● **Written request**
Copy out each line exactly; pictures stay out of the copy.

━━━━━━━━━━

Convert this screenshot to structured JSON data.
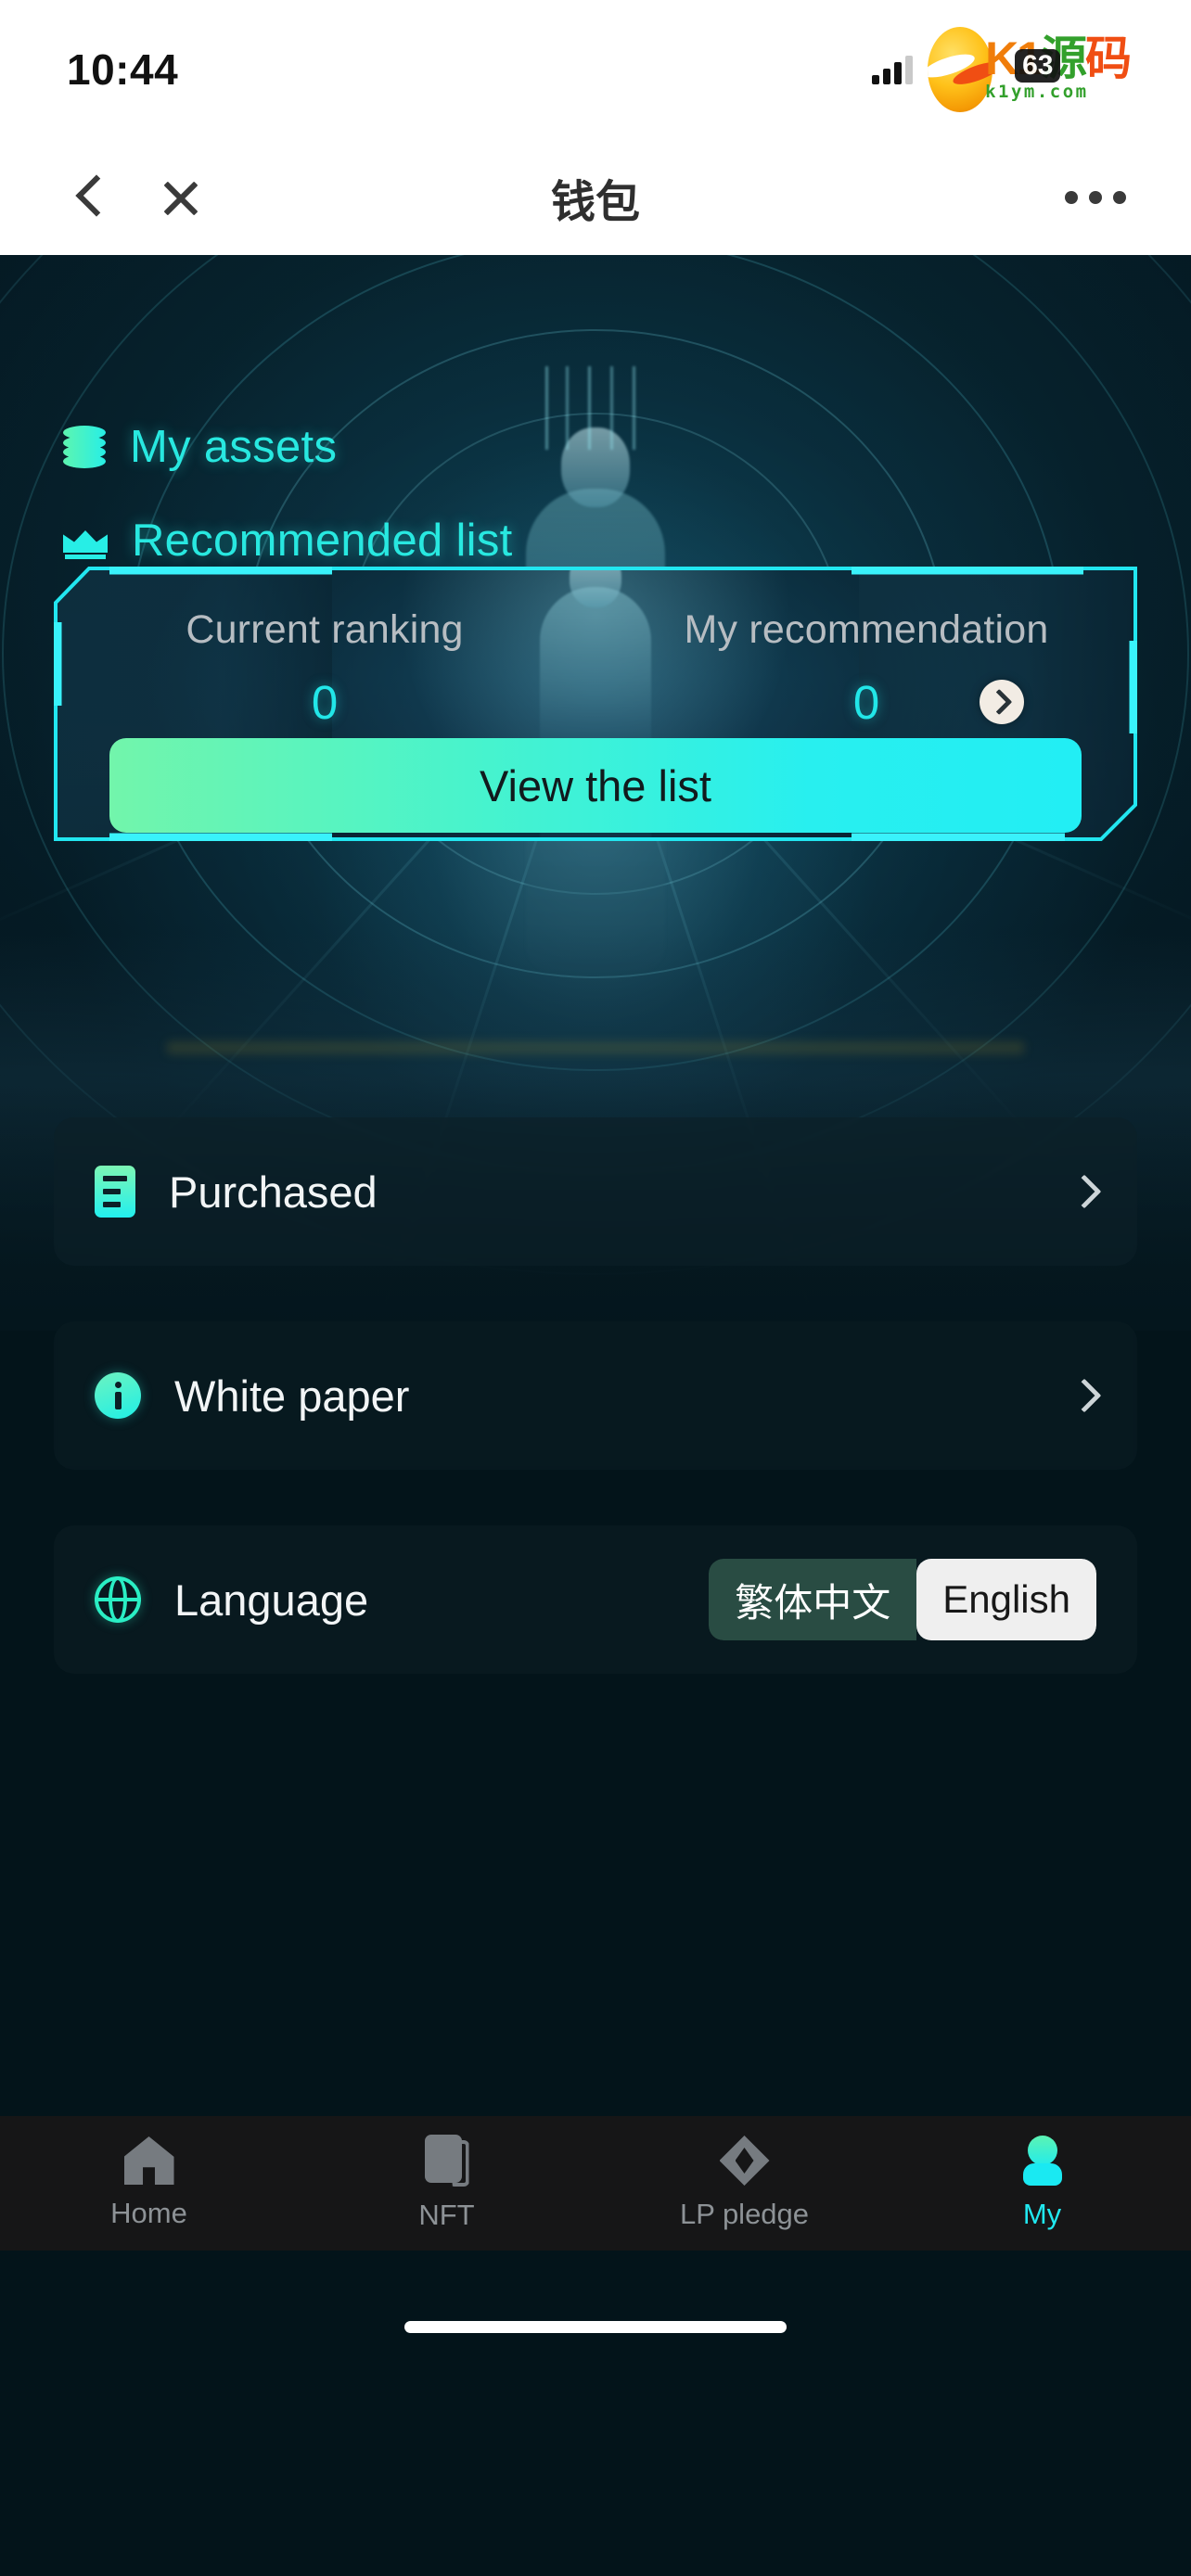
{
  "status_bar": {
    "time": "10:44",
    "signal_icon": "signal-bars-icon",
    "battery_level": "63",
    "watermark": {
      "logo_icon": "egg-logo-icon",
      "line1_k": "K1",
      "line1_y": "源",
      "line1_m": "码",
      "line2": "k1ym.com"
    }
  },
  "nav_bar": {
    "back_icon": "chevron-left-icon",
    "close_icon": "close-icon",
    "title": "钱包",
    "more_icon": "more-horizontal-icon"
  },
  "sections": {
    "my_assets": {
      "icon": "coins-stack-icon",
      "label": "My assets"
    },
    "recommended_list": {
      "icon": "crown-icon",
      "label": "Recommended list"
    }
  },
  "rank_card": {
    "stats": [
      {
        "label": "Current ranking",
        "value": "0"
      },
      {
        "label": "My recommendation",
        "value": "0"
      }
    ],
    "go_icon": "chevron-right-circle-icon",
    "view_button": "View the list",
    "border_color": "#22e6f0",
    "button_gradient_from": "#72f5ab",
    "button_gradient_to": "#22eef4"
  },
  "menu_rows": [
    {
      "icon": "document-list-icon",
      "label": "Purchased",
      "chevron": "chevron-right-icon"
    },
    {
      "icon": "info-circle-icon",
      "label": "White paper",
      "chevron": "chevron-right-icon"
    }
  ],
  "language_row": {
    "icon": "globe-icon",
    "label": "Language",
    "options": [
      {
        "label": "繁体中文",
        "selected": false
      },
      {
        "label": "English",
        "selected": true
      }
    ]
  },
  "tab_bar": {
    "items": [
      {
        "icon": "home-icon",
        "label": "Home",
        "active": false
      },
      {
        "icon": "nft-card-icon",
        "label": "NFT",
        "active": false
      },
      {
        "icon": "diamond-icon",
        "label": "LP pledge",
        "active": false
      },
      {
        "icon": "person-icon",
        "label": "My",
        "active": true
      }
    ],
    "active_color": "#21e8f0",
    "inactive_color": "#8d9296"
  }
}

━━━━━━━━━━

● **Answer in full**
Convert this screenshot to structured JSON data.
{
  "status_bar": {
    "time": "10:44",
    "signal_icon": "signal-bars-icon",
    "battery_level": "63",
    "watermark": {
      "logo_icon": "egg-logo-icon",
      "line1_k": "K1",
      "line1_y": "源",
      "line1_m": "码",
      "line2": "k1ym.com"
    }
  },
  "nav_bar": {
    "back_icon": "chevron-left-icon",
    "close_icon": "close-icon",
    "title": "钱包",
    "more_icon": "more-horizontal-icon"
  },
  "sections": {
    "my_assets": {
      "icon": "coins-stack-icon",
      "label": "My assets"
    },
    "recommended_list": {
      "icon": "crown-icon",
      "label": "Recommended list"
    }
  },
  "rank_card": {
    "stats": [
      {
        "label": "Current ranking",
        "value": "0"
      },
      {
        "label": "My recommendation",
        "value": "0"
      }
    ],
    "go_icon": "chevron-right-circle-icon",
    "view_button": "View the list",
    "border_color": "#22e6f0",
    "button_gradient_from": "#72f5ab",
    "button_gradient_to": "#22eef4"
  },
  "menu_rows": [
    {
      "icon": "document-list-icon",
      "label": "Purchased",
      "chevron": "chevron-right-icon"
    },
    {
      "icon": "info-circle-icon",
      "label": "White paper",
      "chevron": "chevron-right-icon"
    }
  ],
  "language_row": {
    "icon": "globe-icon",
    "label": "Language",
    "options": [
      {
        "label": "繁体中文",
        "selected": false
      },
      {
        "label": "English",
        "selected": true
      }
    ]
  },
  "tab_bar": {
    "items": [
      {
        "icon": "home-icon",
        "label": "Home",
        "active": false
      },
      {
        "icon": "nft-card-icon",
        "label": "NFT",
        "active": false
      },
      {
        "icon": "diamond-icon",
        "label": "LP pledge",
        "active": false
      },
      {
        "icon": "person-icon",
        "label": "My",
        "active": true
      }
    ],
    "active_color": "#21e8f0",
    "inactive_color": "#8d9296"
  }
}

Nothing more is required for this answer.